## START

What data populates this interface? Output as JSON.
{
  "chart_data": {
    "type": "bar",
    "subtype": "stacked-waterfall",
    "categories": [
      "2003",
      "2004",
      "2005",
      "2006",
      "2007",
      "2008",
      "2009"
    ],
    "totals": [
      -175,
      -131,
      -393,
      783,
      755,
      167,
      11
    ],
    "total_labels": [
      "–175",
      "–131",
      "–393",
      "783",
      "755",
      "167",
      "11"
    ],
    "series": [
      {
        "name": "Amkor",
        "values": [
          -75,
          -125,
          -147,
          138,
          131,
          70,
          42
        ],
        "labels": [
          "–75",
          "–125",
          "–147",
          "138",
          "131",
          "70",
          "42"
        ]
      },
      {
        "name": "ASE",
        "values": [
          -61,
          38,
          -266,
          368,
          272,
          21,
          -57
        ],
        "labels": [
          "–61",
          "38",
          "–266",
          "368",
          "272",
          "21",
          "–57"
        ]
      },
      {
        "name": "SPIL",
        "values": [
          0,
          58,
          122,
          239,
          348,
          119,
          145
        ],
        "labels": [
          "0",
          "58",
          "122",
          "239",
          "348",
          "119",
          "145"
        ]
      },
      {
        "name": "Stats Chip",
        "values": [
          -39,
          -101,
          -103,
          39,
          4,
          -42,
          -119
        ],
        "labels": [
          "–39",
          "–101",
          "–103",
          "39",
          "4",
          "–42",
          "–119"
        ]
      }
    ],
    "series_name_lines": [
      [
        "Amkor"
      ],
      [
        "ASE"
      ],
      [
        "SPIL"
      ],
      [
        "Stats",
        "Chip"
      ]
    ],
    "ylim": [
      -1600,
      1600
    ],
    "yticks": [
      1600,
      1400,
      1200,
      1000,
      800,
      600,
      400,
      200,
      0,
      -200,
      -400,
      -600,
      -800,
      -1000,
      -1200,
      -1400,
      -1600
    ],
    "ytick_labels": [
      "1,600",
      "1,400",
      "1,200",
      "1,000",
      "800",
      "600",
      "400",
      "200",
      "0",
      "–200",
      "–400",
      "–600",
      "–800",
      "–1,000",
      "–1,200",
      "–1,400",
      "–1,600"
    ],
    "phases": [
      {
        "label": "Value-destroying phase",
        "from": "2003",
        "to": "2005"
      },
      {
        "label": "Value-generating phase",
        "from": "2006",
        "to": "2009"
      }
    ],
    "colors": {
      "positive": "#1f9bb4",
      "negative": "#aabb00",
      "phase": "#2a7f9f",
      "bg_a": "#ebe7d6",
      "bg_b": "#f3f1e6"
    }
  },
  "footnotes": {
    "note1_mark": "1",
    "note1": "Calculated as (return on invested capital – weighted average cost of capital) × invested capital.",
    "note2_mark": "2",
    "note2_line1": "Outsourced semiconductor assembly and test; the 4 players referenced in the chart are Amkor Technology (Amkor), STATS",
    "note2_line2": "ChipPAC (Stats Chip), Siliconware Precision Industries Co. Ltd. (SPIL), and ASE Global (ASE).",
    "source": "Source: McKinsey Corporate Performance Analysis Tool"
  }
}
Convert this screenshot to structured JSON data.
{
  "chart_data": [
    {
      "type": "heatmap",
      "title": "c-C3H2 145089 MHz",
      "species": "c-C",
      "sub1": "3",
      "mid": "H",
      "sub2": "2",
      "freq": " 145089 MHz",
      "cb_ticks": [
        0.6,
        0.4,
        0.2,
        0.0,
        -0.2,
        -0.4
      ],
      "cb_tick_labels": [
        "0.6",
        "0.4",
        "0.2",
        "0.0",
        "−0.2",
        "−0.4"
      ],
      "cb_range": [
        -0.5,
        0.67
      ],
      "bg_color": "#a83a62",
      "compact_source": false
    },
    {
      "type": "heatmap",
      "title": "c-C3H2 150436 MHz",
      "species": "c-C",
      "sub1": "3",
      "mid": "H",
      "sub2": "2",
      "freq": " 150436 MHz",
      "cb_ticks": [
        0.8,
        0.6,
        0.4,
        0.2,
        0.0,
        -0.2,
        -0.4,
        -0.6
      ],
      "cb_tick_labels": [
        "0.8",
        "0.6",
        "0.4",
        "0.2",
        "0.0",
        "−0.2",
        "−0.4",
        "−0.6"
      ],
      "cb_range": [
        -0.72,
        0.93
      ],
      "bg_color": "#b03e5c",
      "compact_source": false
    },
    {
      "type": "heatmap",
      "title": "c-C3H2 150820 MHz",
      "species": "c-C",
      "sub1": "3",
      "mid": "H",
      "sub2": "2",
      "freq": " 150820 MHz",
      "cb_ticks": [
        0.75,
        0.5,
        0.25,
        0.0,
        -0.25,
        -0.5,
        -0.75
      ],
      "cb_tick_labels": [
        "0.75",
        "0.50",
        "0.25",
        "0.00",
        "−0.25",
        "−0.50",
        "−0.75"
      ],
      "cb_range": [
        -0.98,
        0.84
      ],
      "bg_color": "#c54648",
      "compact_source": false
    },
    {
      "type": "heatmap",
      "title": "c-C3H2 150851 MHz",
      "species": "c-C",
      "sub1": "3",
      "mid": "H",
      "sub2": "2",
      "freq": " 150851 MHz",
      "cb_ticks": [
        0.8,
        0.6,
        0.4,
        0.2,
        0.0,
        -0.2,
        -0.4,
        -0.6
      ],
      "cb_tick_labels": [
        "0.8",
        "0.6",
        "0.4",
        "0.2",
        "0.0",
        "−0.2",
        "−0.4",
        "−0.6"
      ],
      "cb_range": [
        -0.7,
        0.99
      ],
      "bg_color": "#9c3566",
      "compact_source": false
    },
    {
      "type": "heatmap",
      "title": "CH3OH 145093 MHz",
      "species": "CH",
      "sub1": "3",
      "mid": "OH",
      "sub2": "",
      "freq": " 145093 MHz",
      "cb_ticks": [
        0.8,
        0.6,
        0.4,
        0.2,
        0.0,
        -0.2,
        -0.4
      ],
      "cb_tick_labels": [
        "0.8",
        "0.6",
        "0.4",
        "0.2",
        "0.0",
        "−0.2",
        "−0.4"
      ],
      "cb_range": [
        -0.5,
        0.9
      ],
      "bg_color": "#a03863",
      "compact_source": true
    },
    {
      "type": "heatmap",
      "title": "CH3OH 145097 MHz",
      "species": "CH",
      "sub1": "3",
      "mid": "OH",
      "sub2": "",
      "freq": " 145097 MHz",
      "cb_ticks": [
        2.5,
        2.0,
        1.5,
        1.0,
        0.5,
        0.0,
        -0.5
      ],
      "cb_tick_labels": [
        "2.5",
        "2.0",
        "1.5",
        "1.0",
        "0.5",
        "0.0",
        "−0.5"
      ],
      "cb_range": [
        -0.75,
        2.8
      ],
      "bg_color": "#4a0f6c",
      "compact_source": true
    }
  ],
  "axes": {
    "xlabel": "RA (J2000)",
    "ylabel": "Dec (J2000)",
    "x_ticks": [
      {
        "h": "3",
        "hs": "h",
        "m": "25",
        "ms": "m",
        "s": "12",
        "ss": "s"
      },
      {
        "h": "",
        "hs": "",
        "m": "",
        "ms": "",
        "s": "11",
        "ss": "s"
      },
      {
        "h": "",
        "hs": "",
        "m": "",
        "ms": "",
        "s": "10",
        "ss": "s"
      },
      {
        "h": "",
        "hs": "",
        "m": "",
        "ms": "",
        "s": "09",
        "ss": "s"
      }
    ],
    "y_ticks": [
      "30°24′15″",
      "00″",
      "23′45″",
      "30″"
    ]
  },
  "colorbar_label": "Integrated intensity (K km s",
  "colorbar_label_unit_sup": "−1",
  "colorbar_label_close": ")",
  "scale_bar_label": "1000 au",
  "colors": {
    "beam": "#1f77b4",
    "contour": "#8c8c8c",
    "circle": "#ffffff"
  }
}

## END
## START

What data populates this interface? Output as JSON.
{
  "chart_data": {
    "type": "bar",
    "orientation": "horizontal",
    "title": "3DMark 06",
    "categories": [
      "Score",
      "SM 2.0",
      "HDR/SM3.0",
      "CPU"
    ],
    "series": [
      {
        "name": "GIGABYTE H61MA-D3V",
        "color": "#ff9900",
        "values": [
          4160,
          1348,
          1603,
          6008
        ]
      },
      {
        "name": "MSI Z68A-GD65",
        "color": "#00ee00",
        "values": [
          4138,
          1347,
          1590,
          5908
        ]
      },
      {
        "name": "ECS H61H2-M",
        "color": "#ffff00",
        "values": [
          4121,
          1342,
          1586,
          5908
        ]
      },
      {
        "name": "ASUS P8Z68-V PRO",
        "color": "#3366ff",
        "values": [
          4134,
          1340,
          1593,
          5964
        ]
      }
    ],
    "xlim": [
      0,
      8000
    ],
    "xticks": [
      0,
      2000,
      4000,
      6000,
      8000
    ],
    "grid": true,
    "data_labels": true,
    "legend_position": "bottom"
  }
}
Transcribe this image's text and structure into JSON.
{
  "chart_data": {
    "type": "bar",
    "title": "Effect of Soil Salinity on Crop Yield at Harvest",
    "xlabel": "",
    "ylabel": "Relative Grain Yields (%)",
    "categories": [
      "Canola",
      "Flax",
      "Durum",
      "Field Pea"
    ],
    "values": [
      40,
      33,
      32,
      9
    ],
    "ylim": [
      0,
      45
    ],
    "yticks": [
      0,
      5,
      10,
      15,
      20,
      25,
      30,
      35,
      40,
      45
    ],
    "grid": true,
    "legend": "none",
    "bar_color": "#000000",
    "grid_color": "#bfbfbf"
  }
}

## END

* **What this task involves**
Pick out every line holding the string "JSON" and return it.

* **Exercise result**
What data populates this interface? Output as JSON.
Convert this screenshot to structured JSON data.
What data populates this interface? Output as JSON.
Transcribe this image's text and structure into JSON.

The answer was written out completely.